[Data extract]:

★ ★ ★

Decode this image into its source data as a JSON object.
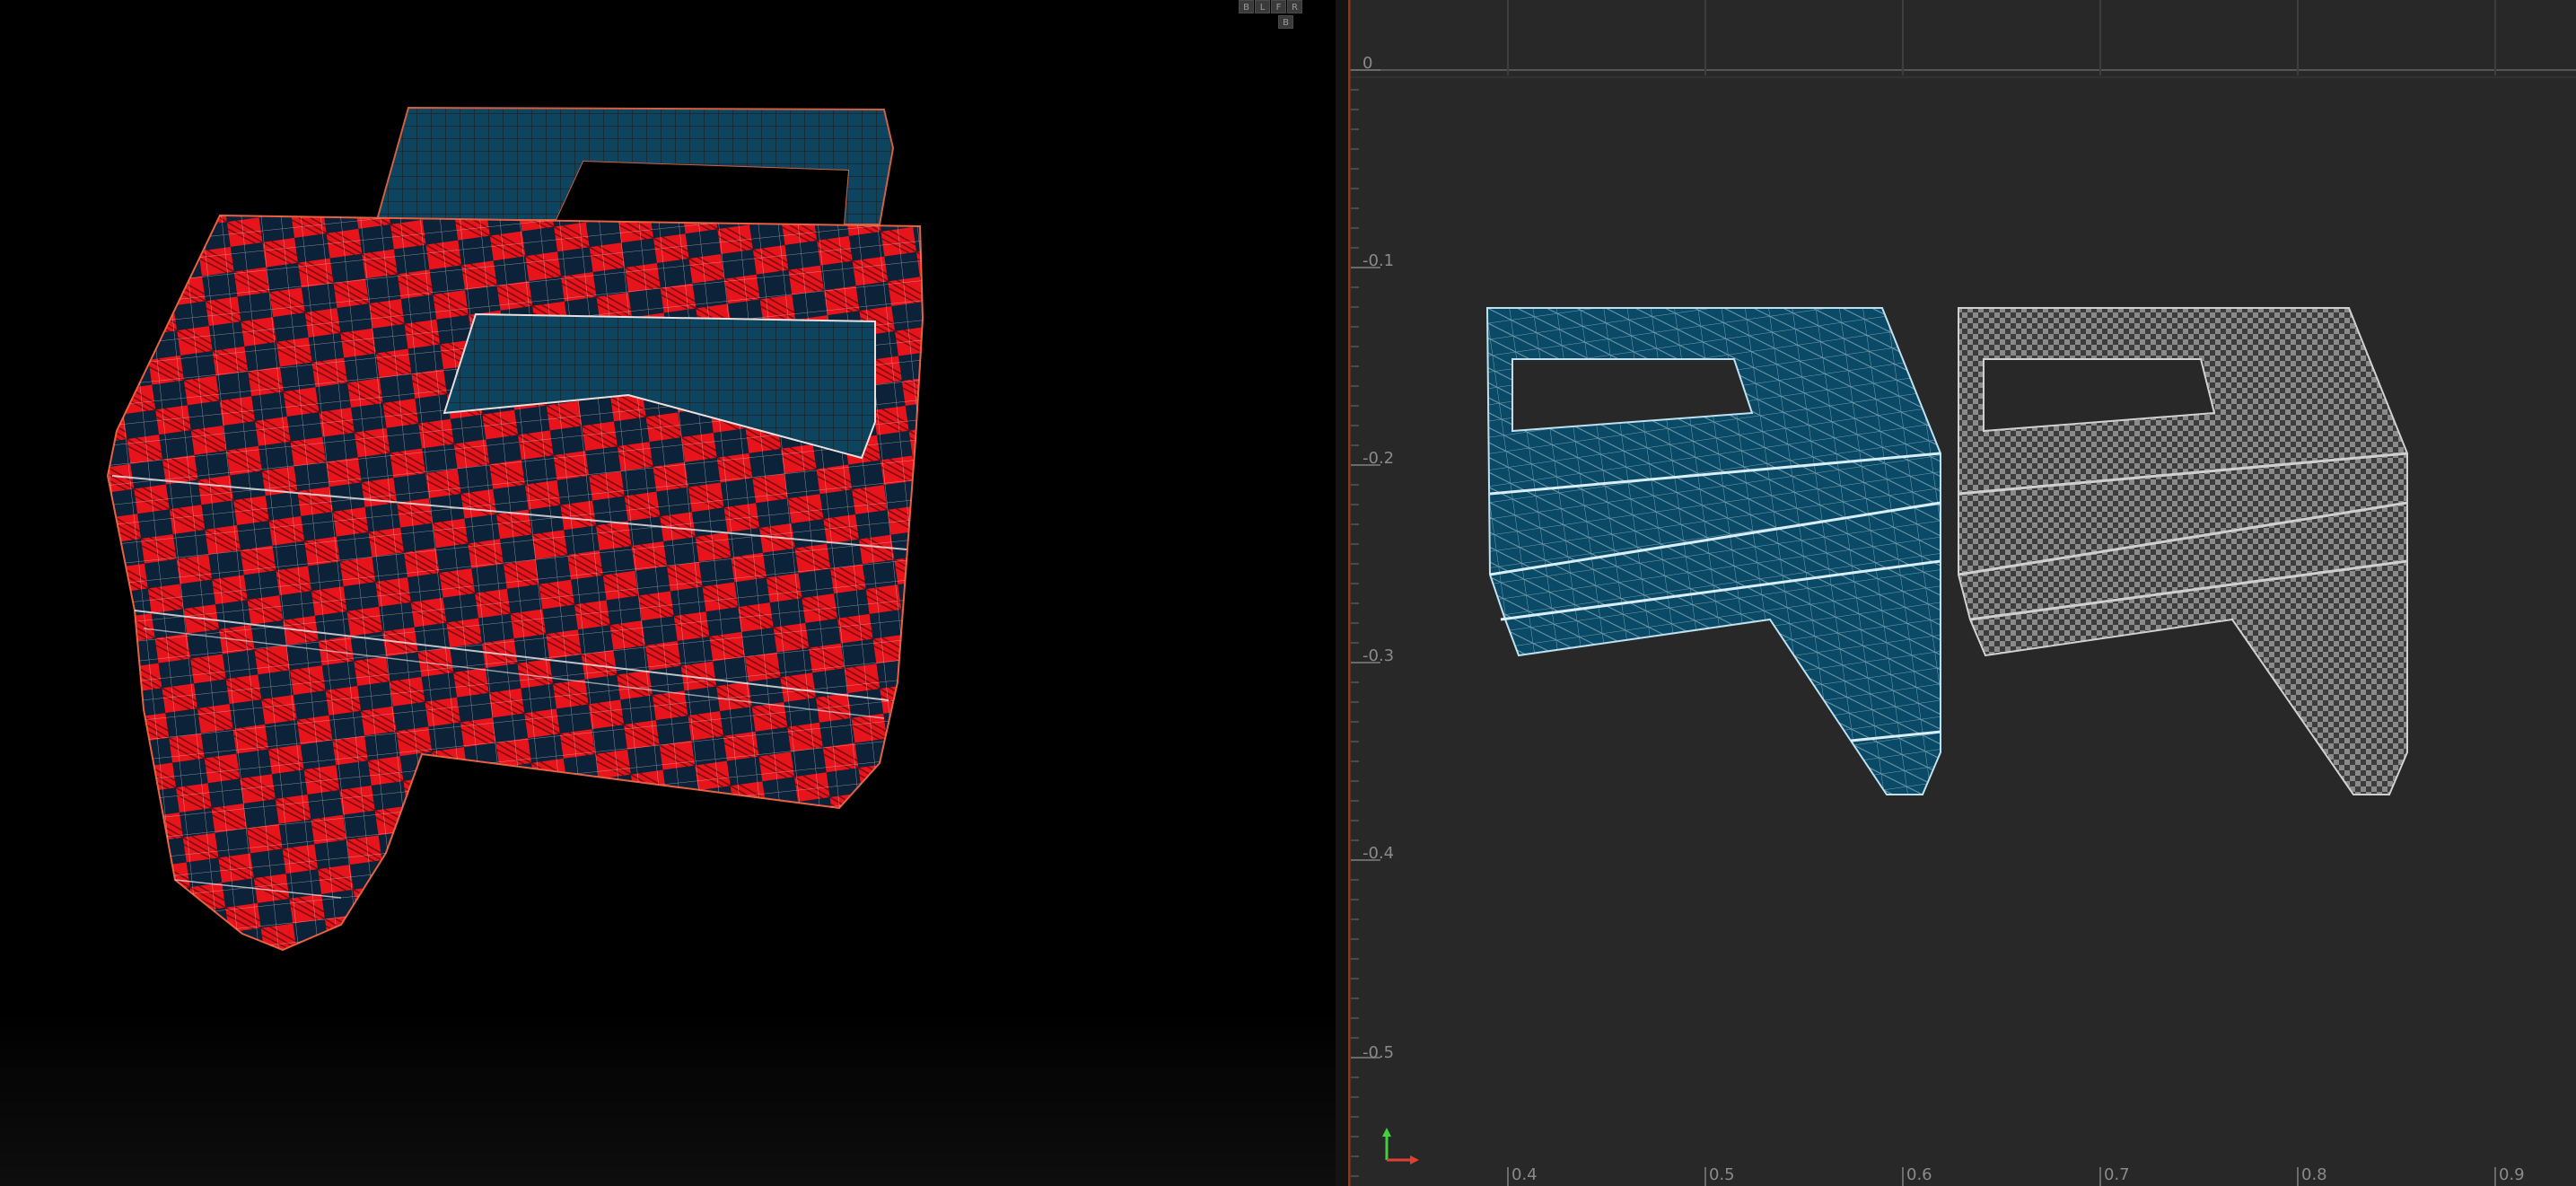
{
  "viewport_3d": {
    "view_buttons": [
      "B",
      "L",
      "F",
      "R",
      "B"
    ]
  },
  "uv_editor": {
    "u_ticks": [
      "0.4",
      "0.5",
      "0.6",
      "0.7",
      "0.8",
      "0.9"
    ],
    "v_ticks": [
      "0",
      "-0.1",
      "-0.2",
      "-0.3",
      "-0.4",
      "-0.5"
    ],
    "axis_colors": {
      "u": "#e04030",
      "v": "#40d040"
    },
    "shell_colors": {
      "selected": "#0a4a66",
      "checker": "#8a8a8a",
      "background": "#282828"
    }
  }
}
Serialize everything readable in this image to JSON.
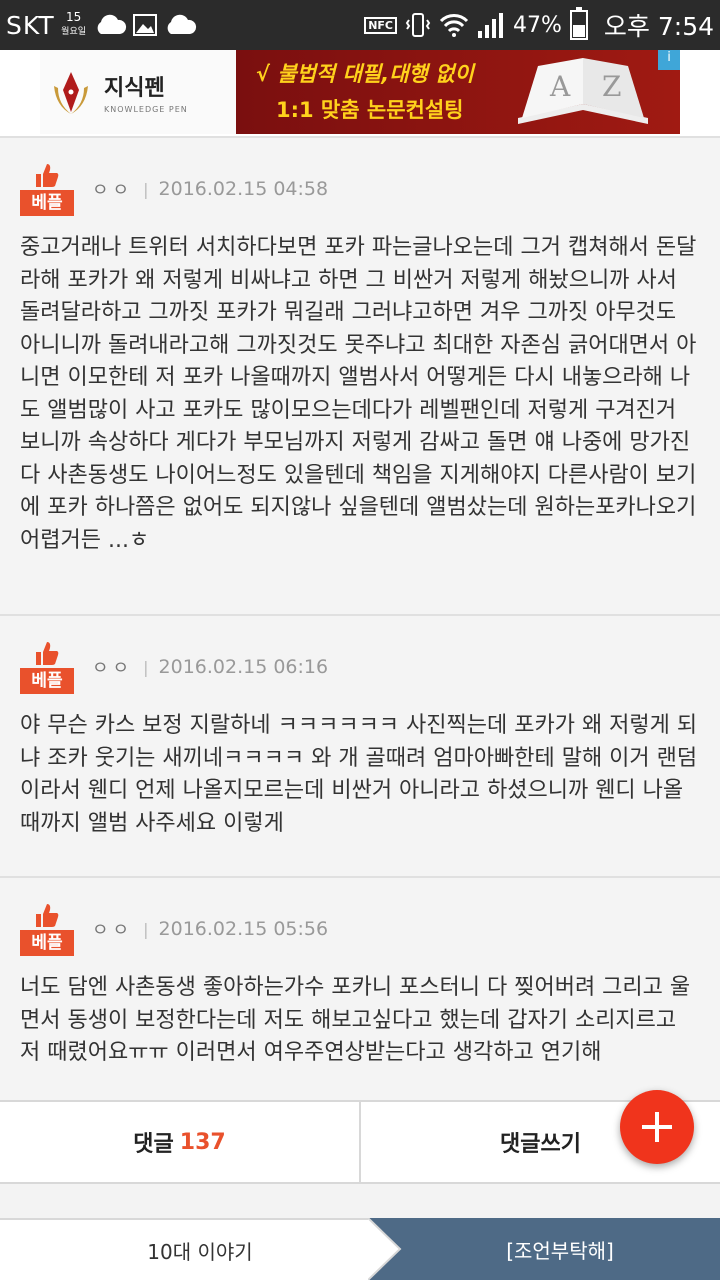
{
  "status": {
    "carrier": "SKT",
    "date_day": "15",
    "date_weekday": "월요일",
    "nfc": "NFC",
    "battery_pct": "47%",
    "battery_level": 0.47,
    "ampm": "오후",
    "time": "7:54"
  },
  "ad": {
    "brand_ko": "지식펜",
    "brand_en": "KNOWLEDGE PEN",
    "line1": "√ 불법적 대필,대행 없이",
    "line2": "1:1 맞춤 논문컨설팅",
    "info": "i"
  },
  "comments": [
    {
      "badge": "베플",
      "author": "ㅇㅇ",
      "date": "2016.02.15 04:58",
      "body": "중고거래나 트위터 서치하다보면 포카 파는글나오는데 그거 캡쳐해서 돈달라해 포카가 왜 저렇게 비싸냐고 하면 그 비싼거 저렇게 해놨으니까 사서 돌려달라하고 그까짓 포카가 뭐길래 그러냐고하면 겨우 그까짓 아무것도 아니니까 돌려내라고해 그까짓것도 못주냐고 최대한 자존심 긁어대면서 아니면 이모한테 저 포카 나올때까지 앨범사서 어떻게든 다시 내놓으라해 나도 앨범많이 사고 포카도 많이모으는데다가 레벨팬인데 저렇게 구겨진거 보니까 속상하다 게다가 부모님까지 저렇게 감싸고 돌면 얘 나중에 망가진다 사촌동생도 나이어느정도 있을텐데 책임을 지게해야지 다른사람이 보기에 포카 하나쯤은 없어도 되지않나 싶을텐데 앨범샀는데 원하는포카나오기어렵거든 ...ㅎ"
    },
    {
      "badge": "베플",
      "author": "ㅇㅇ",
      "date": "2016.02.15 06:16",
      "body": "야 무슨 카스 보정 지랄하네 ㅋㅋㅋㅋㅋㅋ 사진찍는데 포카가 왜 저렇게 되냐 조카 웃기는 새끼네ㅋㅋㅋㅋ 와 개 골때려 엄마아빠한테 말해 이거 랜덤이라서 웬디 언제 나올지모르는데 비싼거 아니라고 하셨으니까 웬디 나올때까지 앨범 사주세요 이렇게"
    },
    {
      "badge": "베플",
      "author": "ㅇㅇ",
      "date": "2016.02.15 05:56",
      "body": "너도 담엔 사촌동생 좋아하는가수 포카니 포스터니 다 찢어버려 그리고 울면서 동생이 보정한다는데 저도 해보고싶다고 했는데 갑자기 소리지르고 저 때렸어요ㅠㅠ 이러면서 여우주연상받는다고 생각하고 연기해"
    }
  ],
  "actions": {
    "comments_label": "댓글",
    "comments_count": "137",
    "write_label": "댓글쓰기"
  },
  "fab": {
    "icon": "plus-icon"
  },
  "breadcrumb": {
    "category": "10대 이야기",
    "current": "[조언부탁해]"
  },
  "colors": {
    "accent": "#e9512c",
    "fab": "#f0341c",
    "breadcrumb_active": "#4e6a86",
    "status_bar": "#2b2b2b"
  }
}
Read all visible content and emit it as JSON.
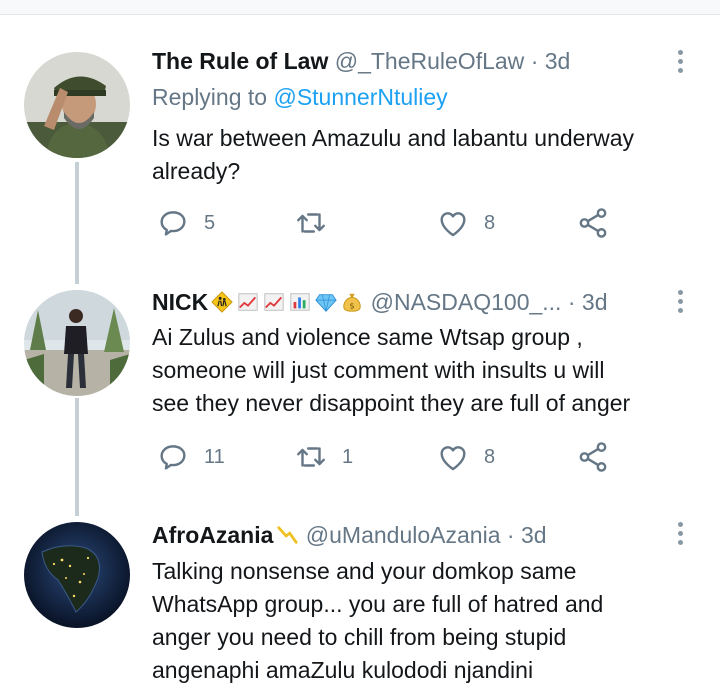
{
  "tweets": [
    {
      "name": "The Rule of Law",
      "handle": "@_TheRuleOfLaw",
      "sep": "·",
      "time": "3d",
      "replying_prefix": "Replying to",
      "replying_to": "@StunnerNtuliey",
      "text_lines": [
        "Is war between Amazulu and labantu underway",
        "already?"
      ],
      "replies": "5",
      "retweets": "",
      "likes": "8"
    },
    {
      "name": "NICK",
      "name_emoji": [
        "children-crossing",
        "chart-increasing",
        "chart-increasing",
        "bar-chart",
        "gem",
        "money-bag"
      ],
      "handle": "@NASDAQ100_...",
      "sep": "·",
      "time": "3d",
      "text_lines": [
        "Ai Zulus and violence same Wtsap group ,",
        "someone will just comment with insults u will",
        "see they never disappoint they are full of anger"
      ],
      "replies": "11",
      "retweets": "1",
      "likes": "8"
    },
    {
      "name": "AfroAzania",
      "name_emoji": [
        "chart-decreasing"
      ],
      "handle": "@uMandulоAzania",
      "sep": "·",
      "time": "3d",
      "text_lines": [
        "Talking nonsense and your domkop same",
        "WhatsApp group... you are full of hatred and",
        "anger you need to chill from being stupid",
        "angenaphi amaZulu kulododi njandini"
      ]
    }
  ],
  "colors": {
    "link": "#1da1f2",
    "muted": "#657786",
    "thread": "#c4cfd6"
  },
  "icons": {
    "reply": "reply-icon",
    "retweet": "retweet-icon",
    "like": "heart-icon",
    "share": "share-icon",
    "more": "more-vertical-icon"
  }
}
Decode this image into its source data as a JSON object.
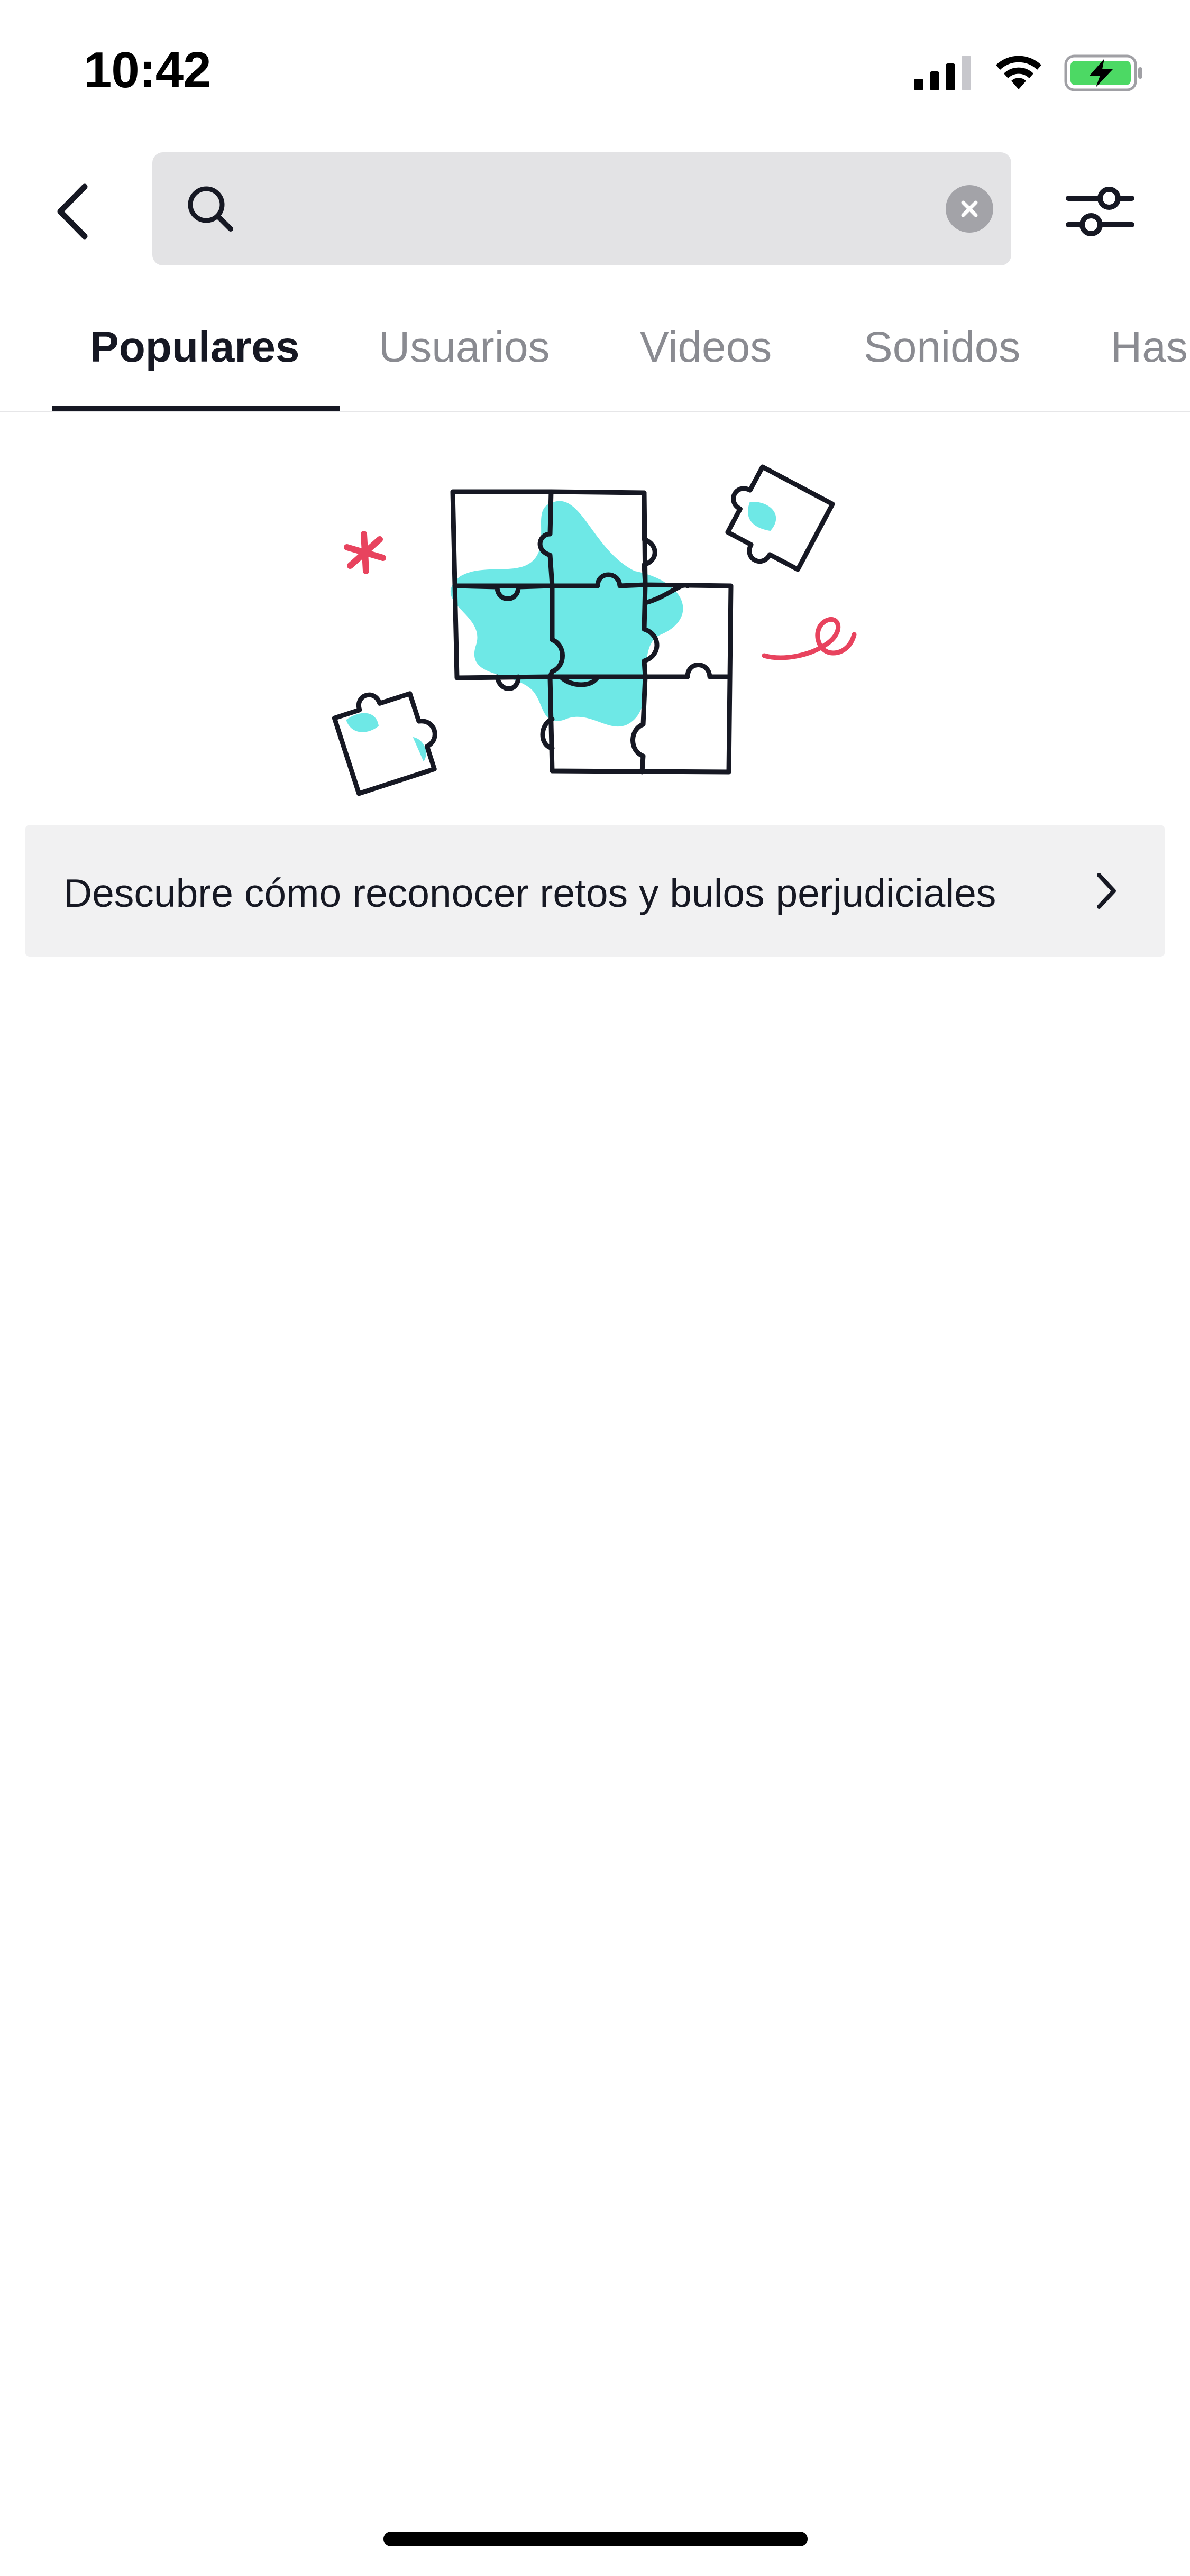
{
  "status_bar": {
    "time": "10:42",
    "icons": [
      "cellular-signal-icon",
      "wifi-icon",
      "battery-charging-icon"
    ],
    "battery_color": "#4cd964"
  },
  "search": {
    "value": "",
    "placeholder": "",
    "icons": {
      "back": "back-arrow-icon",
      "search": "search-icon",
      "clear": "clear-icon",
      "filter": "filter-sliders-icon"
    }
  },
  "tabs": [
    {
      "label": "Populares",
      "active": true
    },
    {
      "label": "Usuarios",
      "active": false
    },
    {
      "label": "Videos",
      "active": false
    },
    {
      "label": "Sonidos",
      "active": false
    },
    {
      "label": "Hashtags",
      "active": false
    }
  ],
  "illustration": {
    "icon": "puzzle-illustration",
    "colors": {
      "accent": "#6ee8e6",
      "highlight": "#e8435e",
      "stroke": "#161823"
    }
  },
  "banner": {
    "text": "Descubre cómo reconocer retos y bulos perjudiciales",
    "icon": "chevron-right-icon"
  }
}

★ ★ ★

[What is expected]:
Read through the lines above and collect those that contain the string "handle".

[Task answer]:
      "handle": "@_TheRuleOfLaw",
      "handle": "@NASDAQ100_...",
      "handle": "@uMandulоAzania",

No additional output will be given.